Below are entries. Pull out all lines containing "brand".
-- START OF Rows --
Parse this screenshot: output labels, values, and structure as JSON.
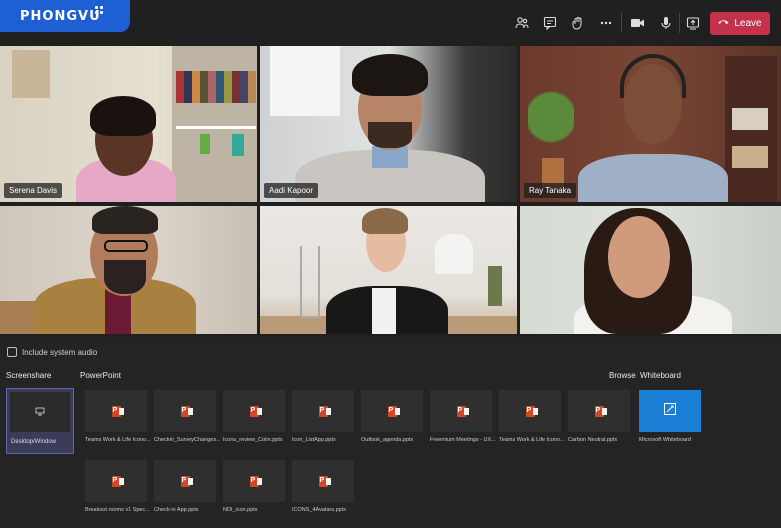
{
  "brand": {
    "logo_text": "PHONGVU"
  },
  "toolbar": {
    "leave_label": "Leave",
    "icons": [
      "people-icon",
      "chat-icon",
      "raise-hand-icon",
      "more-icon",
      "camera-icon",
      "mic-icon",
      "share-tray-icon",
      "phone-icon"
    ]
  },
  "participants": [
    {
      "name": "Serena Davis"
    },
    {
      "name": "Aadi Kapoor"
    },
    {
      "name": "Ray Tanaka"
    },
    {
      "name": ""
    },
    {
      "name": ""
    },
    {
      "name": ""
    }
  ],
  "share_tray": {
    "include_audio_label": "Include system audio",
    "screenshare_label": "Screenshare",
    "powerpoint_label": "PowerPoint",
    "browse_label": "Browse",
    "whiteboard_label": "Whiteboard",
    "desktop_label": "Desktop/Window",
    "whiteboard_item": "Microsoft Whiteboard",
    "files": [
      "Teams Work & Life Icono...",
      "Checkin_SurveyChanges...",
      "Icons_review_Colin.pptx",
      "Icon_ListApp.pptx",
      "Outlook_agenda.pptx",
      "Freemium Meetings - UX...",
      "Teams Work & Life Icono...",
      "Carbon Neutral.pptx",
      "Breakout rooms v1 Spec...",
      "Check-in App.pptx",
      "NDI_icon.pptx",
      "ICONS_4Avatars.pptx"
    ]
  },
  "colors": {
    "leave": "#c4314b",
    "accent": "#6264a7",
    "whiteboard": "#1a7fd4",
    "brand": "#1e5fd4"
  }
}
-- END OF Rows --
-- START OF Rows --
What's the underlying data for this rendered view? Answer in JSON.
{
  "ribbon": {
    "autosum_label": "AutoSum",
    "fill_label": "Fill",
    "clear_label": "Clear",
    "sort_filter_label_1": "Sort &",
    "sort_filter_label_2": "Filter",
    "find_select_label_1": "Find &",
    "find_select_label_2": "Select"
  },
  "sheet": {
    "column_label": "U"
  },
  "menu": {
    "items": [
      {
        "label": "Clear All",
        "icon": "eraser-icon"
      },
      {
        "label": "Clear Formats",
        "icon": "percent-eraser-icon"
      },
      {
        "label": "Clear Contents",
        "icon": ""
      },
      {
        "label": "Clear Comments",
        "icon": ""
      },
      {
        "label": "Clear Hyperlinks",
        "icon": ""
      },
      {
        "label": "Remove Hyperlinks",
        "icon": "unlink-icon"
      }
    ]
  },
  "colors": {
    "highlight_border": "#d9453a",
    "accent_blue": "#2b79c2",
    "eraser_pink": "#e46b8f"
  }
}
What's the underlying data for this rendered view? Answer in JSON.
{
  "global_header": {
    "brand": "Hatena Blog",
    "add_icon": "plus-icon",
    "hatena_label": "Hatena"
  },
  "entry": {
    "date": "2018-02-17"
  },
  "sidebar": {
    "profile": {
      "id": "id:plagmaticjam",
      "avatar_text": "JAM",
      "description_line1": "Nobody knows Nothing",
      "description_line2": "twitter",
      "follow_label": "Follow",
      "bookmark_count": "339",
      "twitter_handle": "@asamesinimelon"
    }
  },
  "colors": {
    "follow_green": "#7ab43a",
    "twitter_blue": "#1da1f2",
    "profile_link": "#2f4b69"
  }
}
-- END OF Rows --
(Reply to the task)
  "brand": {
    "brand": "#1e5fd4"
    "brand": "Hatena Blog",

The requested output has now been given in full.